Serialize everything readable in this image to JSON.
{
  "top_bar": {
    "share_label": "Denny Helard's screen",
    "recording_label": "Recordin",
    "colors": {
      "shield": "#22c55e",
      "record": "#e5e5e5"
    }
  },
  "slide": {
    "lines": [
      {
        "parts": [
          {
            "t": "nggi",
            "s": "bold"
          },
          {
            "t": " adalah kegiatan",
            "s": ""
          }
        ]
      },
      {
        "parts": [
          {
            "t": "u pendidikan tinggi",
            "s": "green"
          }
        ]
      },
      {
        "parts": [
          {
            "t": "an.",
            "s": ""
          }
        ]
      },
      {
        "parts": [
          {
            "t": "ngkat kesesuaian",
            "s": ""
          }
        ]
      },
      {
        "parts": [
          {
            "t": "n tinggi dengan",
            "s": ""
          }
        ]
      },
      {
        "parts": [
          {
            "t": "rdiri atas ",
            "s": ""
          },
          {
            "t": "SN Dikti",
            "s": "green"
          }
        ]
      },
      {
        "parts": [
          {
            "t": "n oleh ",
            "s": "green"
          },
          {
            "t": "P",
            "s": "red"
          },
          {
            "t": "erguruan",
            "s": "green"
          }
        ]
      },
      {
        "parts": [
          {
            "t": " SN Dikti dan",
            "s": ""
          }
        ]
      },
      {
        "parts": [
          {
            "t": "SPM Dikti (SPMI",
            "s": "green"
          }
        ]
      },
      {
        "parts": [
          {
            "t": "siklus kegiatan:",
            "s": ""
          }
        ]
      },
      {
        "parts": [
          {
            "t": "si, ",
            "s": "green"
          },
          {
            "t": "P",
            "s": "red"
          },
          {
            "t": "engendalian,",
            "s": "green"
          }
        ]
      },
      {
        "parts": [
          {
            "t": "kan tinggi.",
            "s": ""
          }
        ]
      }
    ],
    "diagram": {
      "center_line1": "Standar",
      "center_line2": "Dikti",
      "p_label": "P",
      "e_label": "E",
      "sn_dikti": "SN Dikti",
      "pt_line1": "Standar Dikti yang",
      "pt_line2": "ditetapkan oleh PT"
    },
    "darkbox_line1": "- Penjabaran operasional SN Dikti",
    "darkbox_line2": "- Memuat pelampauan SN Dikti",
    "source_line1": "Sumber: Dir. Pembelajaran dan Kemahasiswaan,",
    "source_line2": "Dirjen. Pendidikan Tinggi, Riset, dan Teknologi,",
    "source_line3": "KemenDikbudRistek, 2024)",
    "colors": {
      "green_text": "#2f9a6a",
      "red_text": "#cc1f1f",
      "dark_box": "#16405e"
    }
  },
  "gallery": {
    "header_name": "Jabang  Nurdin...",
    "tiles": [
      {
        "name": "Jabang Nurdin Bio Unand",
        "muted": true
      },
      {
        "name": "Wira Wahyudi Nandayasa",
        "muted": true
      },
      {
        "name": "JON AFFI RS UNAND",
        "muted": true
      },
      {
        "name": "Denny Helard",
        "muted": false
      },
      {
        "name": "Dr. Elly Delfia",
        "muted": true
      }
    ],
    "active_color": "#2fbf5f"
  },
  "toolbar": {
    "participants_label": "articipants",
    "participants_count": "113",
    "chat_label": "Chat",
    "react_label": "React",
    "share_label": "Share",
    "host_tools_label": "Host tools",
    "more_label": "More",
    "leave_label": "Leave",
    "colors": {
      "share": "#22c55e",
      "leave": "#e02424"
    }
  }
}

▸ **TASK REQUIREMENTS**
Quote the whole listing above, leaving nothing out.

▸ **RESULT OF THE EXERCISE**
Serialize everything readable in this image to JSON.
{
  "top_bar": {
    "share_label": "Denny Helard's screen",
    "recording_label": "Recordin",
    "colors": {
      "shield": "#22c55e",
      "record": "#e5e5e5"
    }
  },
  "slide": {
    "lines": [
      {
        "parts": [
          {
            "t": "nggi",
            "s": "bold"
          },
          {
            "t": " adalah kegiatan",
            "s": ""
          }
        ]
      },
      {
        "parts": [
          {
            "t": "u pendidikan tinggi",
            "s": "green"
          }
        ]
      },
      {
        "parts": [
          {
            "t": "an.",
            "s": ""
          }
        ]
      },
      {
        "parts": [
          {
            "t": "ngkat kesesuaian",
            "s": ""
          }
        ]
      },
      {
        "parts": [
          {
            "t": "n tinggi dengan",
            "s": ""
          }
        ]
      },
      {
        "parts": [
          {
            "t": "rdiri atas ",
            "s": ""
          },
          {
            "t": "SN Dikti",
            "s": "green"
          }
        ]
      },
      {
        "parts": [
          {
            "t": "n oleh ",
            "s": "green"
          },
          {
            "t": "P",
            "s": "red"
          },
          {
            "t": "erguruan",
            "s": "green"
          }
        ]
      },
      {
        "parts": [
          {
            "t": " SN Dikti dan",
            "s": ""
          }
        ]
      },
      {
        "parts": [
          {
            "t": "SPM Dikti (SPMI",
            "s": "green"
          }
        ]
      },
      {
        "parts": [
          {
            "t": "siklus kegiatan:",
            "s": ""
          }
        ]
      },
      {
        "parts": [
          {
            "t": "si, ",
            "s": "green"
          },
          {
            "t": "P",
            "s": "red"
          },
          {
            "t": "engendalian,",
            "s": "green"
          }
        ]
      },
      {
        "parts": [
          {
            "t": "kan tinggi.",
            "s": ""
          }
        ]
      }
    ],
    "diagram": {
      "center_line1": "Standar",
      "center_line2": "Dikti",
      "p_label": "P",
      "e_label": "E",
      "sn_dikti": "SN Dikti",
      "pt_line1": "Standar Dikti yang",
      "pt_line2": "ditetapkan oleh PT"
    },
    "darkbox_line1": "- Penjabaran operasional SN Dikti",
    "darkbox_line2": "- Memuat pelampauan SN Dikti",
    "source_line1": "Sumber: Dir. Pembelajaran dan Kemahasiswaan,",
    "source_line2": "Dirjen. Pendidikan Tinggi, Riset, dan Teknologi,",
    "source_line3": "KemenDikbudRistek, 2024)",
    "colors": {
      "green_text": "#2f9a6a",
      "red_text": "#cc1f1f",
      "dark_box": "#16405e"
    }
  },
  "gallery": {
    "header_name": "Jabang  Nurdin...",
    "tiles": [
      {
        "name": "Jabang Nurdin Bio Unand",
        "muted": true
      },
      {
        "name": "Wira Wahyudi Nandayasa",
        "muted": true
      },
      {
        "name": "JON AFFI RS UNAND",
        "muted": true
      },
      {
        "name": "Denny Helard",
        "muted": false
      },
      {
        "name": "Dr. Elly Delfia",
        "muted": true
      }
    ],
    "active_color": "#2fbf5f"
  },
  "toolbar": {
    "participants_label": "articipants",
    "participants_count": "113",
    "chat_label": "Chat",
    "react_label": "React",
    "share_label": "Share",
    "host_tools_label": "Host tools",
    "more_label": "More",
    "leave_label": "Leave",
    "colors": {
      "share": "#22c55e",
      "leave": "#e02424"
    }
  }
}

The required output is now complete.